==== MATERIAL PROVIDED

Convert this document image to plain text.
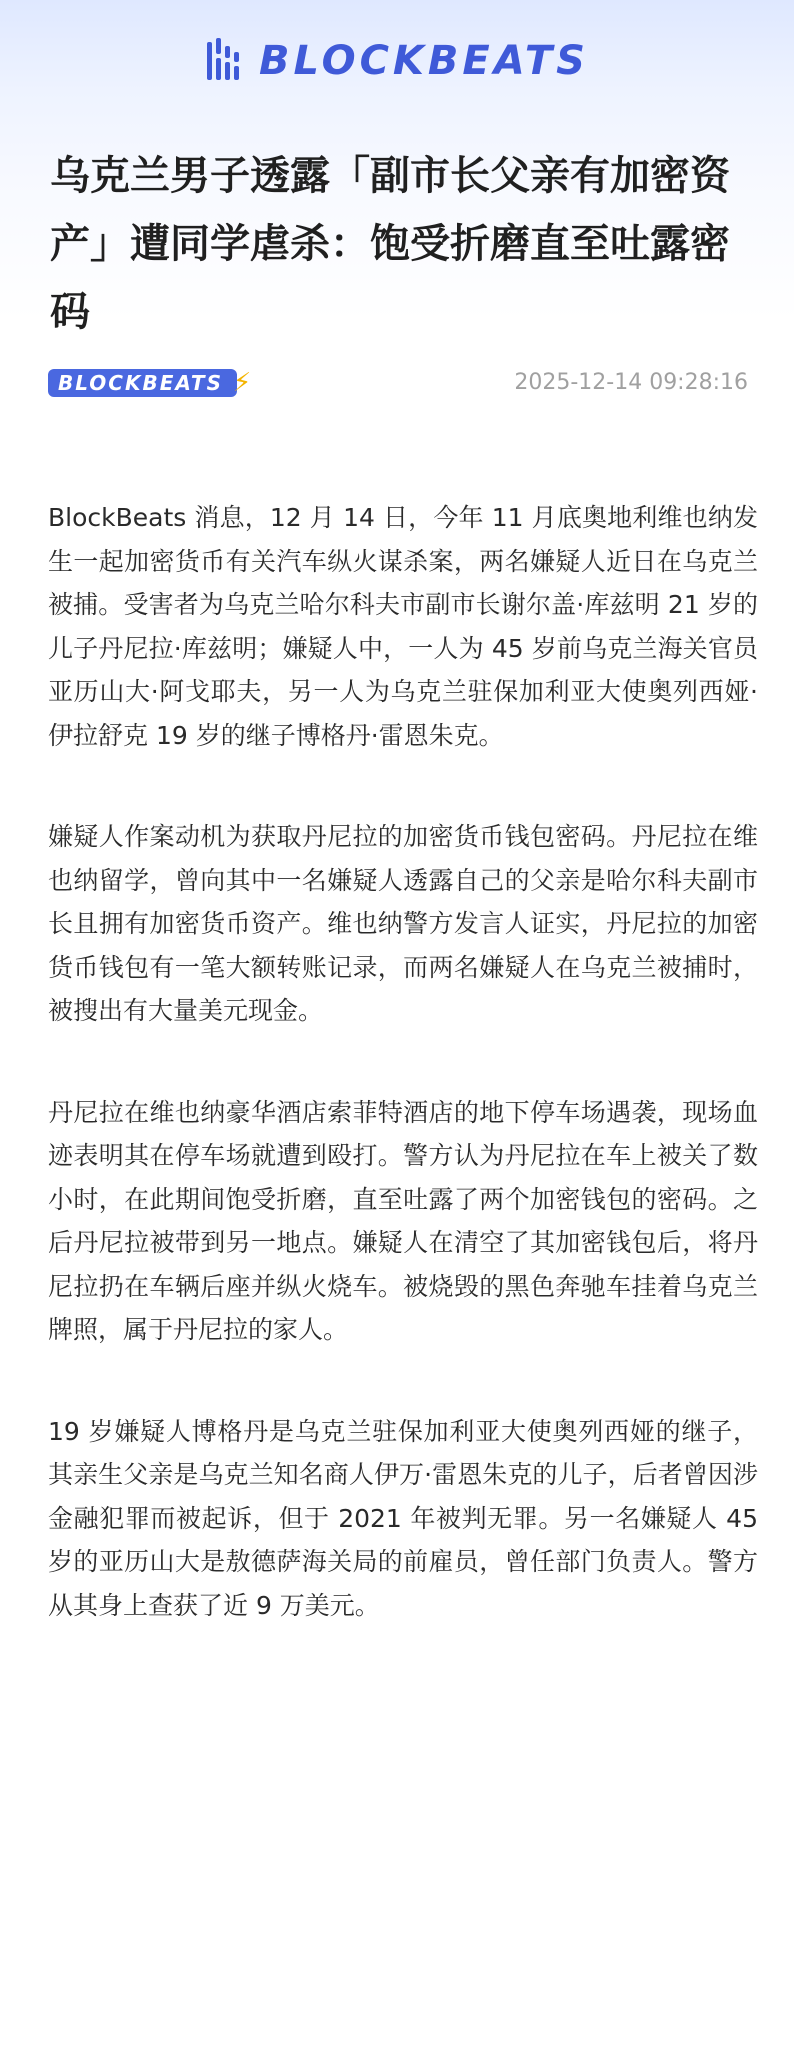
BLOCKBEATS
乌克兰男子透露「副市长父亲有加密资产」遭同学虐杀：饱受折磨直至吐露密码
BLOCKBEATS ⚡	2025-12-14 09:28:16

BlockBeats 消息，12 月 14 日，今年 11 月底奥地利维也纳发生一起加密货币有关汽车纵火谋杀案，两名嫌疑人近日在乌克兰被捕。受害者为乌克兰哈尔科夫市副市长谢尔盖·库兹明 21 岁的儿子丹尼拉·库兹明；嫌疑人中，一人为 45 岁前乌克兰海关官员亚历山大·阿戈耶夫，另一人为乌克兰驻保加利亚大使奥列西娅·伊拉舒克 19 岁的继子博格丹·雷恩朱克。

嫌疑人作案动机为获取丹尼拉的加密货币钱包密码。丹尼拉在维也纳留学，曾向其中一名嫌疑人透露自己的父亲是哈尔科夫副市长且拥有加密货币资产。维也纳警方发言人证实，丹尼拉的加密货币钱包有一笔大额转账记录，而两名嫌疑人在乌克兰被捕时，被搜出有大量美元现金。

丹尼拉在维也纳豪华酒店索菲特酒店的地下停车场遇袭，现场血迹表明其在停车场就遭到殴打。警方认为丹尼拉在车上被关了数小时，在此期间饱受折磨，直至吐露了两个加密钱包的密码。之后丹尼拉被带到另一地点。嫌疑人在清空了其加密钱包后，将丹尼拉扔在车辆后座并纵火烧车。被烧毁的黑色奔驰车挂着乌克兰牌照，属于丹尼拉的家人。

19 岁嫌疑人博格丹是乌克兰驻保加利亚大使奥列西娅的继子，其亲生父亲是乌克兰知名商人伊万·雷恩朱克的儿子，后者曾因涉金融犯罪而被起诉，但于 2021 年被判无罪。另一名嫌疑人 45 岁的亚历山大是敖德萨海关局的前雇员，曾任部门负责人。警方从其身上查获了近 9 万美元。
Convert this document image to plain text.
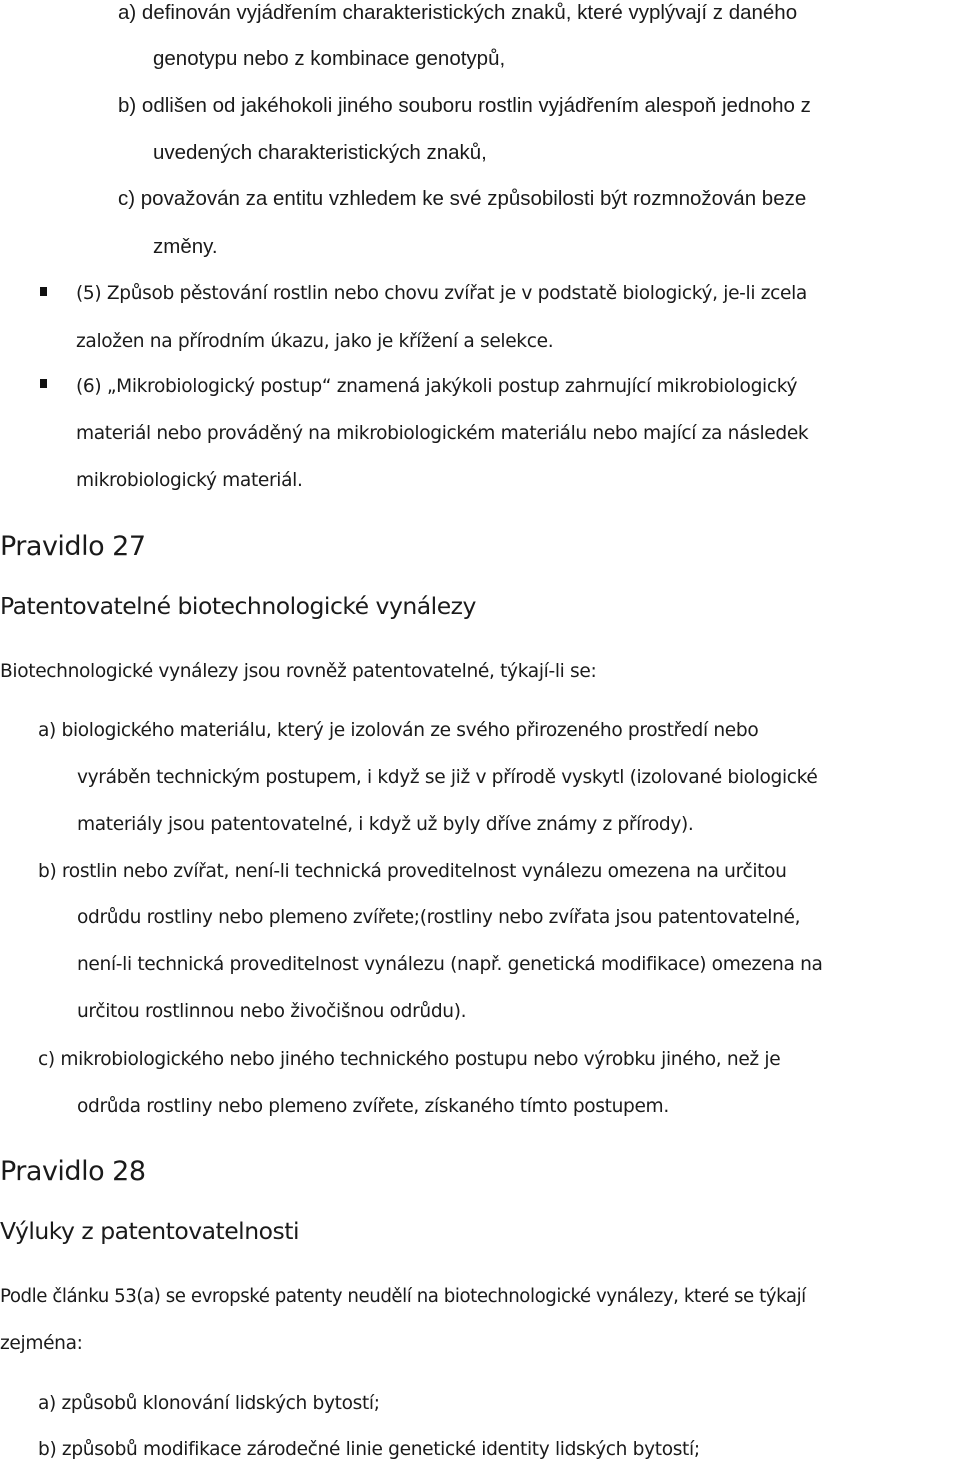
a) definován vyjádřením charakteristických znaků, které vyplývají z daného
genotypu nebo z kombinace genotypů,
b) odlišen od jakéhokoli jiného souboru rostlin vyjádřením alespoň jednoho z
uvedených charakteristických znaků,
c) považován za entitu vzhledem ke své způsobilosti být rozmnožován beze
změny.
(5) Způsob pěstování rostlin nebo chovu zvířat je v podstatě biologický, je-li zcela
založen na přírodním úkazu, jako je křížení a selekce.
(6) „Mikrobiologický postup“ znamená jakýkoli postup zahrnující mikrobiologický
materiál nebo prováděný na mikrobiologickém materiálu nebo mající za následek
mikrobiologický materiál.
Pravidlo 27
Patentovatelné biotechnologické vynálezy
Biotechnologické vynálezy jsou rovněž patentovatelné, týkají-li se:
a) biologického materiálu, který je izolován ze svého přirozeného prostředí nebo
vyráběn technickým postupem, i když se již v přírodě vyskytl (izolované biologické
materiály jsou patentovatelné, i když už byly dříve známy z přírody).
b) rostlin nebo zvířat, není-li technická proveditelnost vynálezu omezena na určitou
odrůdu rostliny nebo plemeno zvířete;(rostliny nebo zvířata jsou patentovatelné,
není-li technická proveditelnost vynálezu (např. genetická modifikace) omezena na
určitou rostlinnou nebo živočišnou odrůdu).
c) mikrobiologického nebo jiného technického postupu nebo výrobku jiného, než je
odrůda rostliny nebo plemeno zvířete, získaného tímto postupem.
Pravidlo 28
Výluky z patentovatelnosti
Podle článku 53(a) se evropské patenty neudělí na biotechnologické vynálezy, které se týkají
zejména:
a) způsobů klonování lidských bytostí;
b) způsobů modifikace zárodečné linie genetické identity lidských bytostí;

========
==== MATERIAL PROVIDED

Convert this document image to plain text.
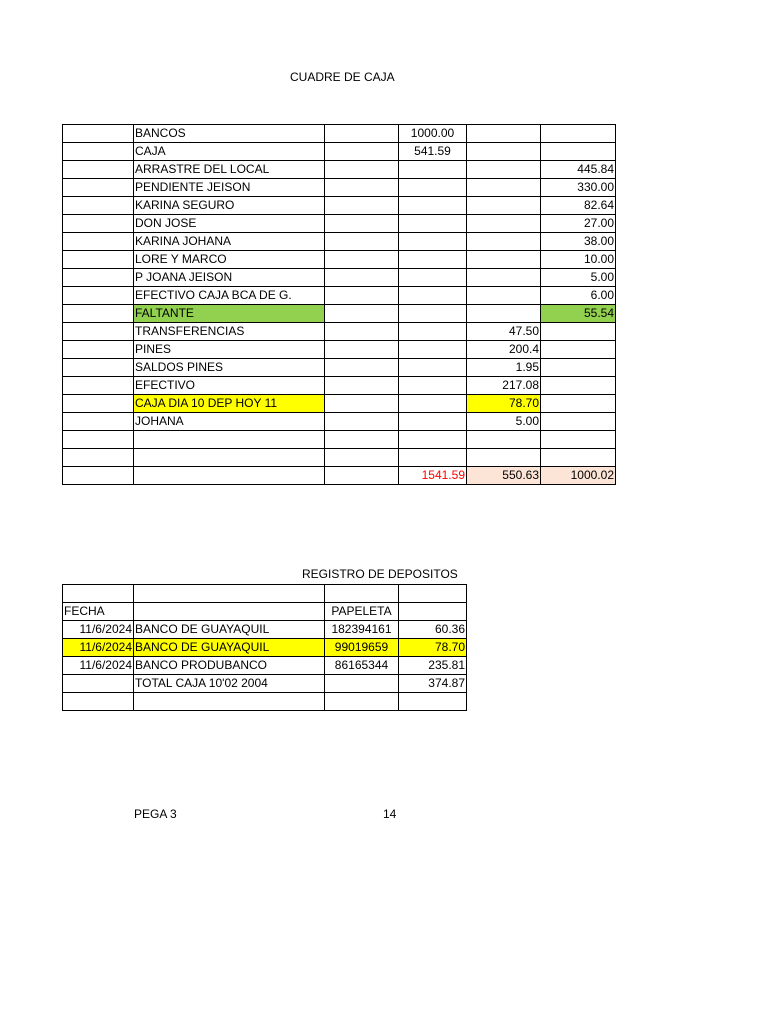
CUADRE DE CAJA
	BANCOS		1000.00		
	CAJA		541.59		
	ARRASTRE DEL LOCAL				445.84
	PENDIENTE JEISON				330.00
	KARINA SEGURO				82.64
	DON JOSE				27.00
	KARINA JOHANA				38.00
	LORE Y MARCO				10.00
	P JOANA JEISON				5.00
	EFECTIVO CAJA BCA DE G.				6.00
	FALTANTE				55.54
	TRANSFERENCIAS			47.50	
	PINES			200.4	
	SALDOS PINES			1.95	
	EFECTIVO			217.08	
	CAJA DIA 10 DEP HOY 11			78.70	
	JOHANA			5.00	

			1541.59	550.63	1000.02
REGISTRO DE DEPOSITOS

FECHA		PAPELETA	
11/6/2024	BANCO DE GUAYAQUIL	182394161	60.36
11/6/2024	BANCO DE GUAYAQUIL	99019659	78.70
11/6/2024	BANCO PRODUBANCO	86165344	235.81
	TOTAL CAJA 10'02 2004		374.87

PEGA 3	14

========
==== MATERIAL PROVIDED

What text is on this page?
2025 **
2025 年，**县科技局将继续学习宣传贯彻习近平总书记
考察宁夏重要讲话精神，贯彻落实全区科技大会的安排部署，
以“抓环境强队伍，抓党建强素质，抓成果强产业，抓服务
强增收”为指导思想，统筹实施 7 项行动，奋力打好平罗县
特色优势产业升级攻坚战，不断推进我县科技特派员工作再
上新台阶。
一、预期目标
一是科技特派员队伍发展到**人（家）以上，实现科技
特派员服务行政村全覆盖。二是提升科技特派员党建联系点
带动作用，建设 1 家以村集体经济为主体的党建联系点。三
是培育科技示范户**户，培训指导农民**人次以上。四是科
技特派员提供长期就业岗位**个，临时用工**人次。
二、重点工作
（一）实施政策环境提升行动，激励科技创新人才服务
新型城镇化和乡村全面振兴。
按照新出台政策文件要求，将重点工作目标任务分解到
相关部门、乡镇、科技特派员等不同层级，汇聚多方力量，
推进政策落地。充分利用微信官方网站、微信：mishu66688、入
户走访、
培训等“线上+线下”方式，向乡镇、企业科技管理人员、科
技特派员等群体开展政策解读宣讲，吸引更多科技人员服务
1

========

TASK OBJECTIVE: Going through the entries above line by line, work out how many lines include the word "plemeno". Only the number is required.

WORKED ANSWER: 2